## What to do
Below are the records. Gather each line that holds "Cielo".

(Data entries)
----------

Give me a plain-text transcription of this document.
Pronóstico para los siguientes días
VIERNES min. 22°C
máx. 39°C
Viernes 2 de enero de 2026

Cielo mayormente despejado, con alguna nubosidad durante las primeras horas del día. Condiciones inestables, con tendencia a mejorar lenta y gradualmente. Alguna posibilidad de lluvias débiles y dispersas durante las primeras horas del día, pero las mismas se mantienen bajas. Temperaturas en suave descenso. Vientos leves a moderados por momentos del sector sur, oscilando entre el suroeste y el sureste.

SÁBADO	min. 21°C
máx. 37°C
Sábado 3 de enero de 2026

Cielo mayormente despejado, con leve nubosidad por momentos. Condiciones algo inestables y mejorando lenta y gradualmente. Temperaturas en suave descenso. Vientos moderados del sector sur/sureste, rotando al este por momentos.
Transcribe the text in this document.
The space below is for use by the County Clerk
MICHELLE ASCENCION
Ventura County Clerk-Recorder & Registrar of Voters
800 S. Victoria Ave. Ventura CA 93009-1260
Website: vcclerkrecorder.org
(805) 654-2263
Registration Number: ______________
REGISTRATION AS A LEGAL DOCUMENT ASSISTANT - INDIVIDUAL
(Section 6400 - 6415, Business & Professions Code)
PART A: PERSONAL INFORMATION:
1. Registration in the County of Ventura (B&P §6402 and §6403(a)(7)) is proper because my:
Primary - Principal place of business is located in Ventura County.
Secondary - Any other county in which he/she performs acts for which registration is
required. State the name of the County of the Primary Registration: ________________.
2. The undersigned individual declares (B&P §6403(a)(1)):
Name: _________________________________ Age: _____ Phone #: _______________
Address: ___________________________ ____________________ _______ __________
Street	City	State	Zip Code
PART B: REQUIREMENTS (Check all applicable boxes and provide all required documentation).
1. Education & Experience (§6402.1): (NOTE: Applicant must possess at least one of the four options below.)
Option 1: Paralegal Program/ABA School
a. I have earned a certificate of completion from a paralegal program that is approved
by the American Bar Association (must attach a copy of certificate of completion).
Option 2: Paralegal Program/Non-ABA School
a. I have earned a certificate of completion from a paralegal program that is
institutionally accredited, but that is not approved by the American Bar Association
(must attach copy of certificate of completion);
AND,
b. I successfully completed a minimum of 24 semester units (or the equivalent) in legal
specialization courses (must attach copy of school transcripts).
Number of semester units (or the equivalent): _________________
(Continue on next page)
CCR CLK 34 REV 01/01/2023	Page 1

----------

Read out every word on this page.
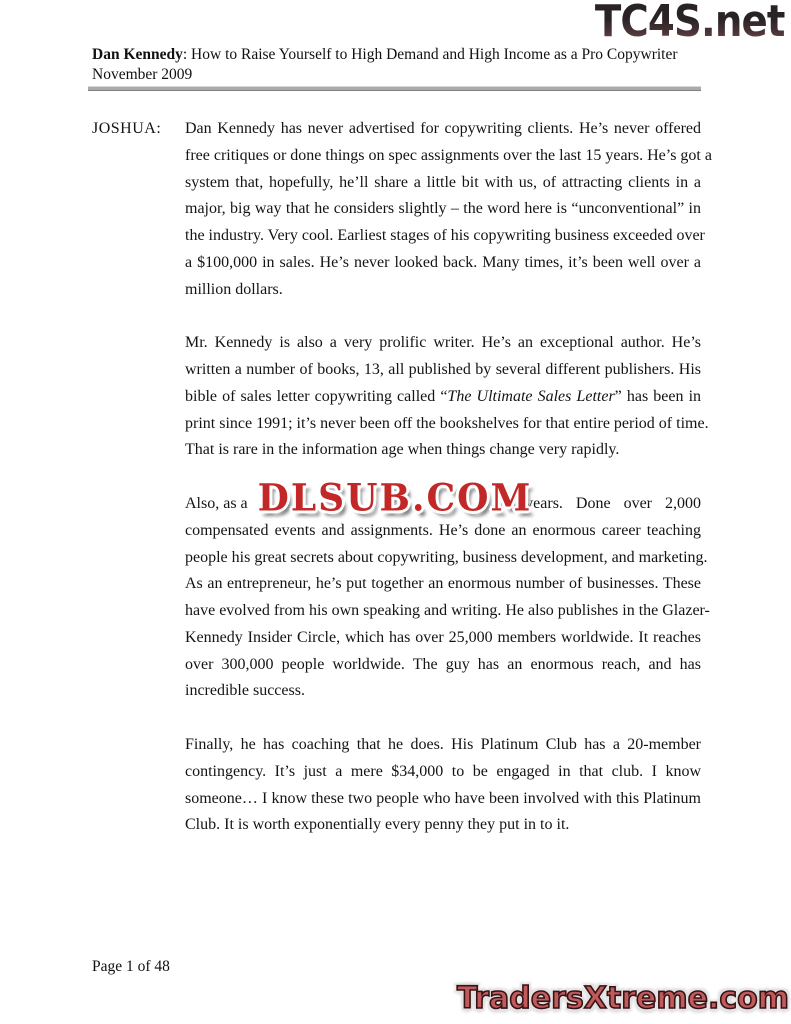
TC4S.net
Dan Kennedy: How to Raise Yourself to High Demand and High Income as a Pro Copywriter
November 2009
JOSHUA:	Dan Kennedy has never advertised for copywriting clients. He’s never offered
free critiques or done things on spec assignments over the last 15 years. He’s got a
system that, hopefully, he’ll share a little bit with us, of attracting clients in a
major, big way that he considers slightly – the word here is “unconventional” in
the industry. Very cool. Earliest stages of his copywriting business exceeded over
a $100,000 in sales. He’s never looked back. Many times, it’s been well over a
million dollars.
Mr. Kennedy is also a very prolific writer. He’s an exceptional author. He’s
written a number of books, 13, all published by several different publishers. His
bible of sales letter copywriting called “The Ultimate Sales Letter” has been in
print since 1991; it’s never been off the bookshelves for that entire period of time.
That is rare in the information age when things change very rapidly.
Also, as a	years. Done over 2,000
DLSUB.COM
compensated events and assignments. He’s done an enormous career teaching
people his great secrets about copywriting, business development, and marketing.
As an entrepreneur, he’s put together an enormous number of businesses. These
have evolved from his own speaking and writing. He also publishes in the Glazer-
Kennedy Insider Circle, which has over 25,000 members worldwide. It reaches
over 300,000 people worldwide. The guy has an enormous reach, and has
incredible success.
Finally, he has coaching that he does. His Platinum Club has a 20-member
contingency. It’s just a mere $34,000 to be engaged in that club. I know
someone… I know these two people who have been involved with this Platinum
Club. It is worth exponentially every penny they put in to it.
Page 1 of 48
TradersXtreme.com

----------

## Output of the task
Cielo mayormente despejado, con alguna nubosidad durante las primeras horas del día. Condiciones inestables, con tendencia a mejorar lenta y gradualmente. Alguna posibilidad de lluvias débiles y dispersas durante las primeras horas del día, pero las mismas se mantienen bajas. Temperaturas en suave descenso. Vientos leves a moderados por momentos del sector sur, oscilando entre el suroeste y el sureste.
Cielo mayormente despejado, con leve nubosidad por momentos. Condiciones algo inestables y mejorando lenta y gradualmente. Temperaturas en suave descenso. Vientos moderados del sector sur/sureste, rotando al este por momentos.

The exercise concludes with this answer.